- [STATED TASK]
Each line of the material must be repeated precisely, with the pictures left out.

........

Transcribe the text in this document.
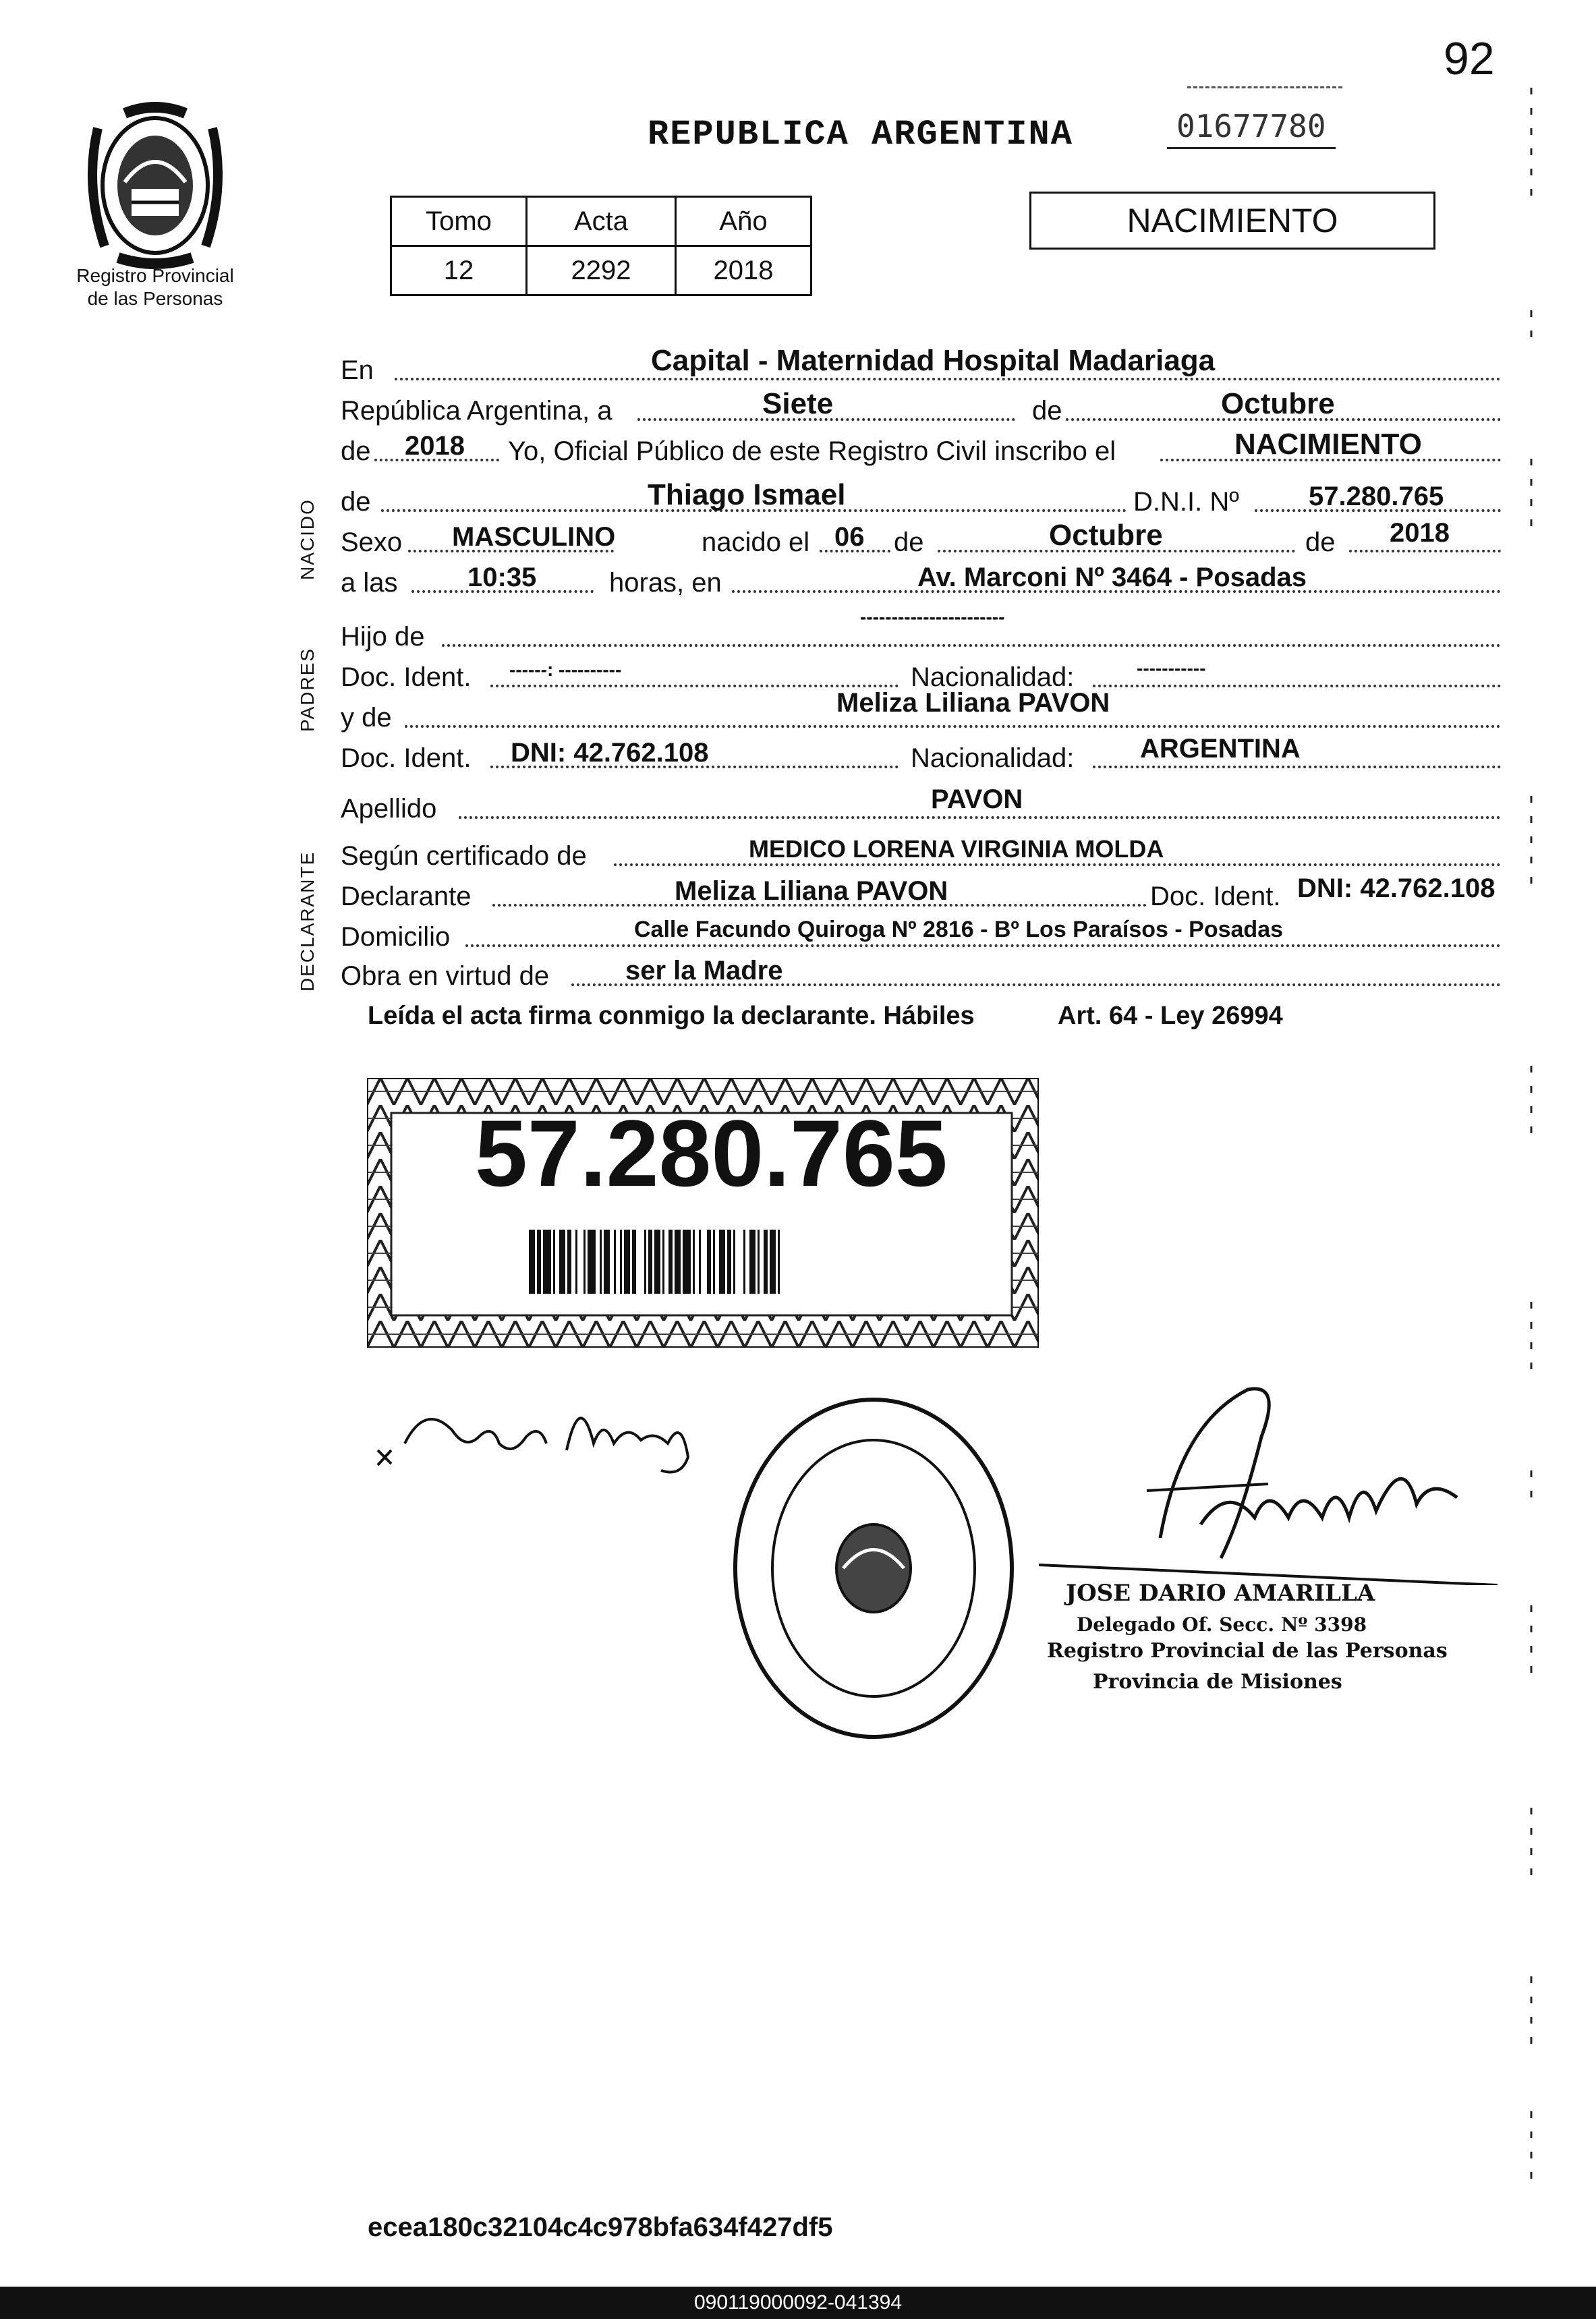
92
REPUBLICA ARGENTINA	01677780
Registro Provincial
de las Personas
Tomo	Acta	Año
12	2292	2018
NACIMIENTO
NACIDO
PADRES
DECLARANTE
En	Capital - Maternidad Hospital Madariaga
República Argentina, a	Siete	de	Octubre
de 2018 Yo, Oficial Público de este Registro Civil inscribo el	NACIMIENTO
de	Thiago Ismael	D.N.I. Nº	57.280.765
Sexo MASCULINO	nacido el 06 de	Octubre	de 2018
a las	10:35	horas, en	Av. Marconi Nº 3464 - Posadas
Hijo de
-----------------------
Doc. Ident. ------: ----------	Nacionalidad:	-----------
y de	Meliza Liliana PAVON
Doc. Ident. DNI: 42.762.108	Nacionalidad: ARGENTINA
Apellido	PAVON
Según certificado de	MEDICO LORENA VIRGINIA MOLDA
Declarante	Meliza Liliana PAVON	Doc. Ident. DNI: 42.762.108
Domicilio	Calle Facundo Quiroga Nº 2816 - Bº Los Paraísos - Posadas
Obra en virtud de	ser la Madre
Leída el acta firma conmigo la declarante. Hábiles	Art. 64 - Ley 26994
57.280.765
JOSE DARIO AMARILLA
Delegado Of. Secc. Nº 3398
Registro Provincial de las Personas
Provincia de Misiones
ecea180c32104c4c978bfa634f427df5
090119000092-041394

........

- [ANSWER BELOW]
Transcribe the text in this document.
92
REPUBLICA ARGENTINA	01677780
Registro Provincial
de las Personas
Tomo	Acta	Año
12	2292	2018
NACIMIENTO
NACIDO
PADRES
DECLARANTE
En	Capital - Maternidad Hospital Madariaga
República Argentina, a	Siete	de	Octubre
de 2018 Yo, Oficial Público de este Registro Civil inscribo el	NACIMIENTO
de	Thiago Ismael	D.N.I. Nº	57.280.765
Sexo MASCULINO	nacido el 06 de	Octubre	de 2018
a las	10:35	horas, en	Av. Marconi Nº 3464 - Posadas
Hijo de
-----------------------
Doc. Ident. ------: ----------	Nacionalidad:	-----------
y de	Meliza Liliana PAVON
Doc. Ident. DNI: 42.762.108	Nacionalidad: ARGENTINA
Apellido	PAVON
Según certificado de	MEDICO LORENA VIRGINIA MOLDA
Declarante	Meliza Liliana PAVON	Doc. Ident. DNI: 42.762.108
Domicilio	Calle Facundo Quiroga Nº 2816 - Bº Los Paraísos - Posadas
Obra en virtud de	ser la Madre
Leída el acta firma conmigo la declarante. Hábiles	Art. 64 - Ley 26994
57.280.765
JOSE DARIO AMARILLA
Delegado Of. Secc. Nº 3398
Registro Provincial de las Personas
Provincia de Misiones
ecea180c32104c4c978bfa634f427df5
090119000092-041394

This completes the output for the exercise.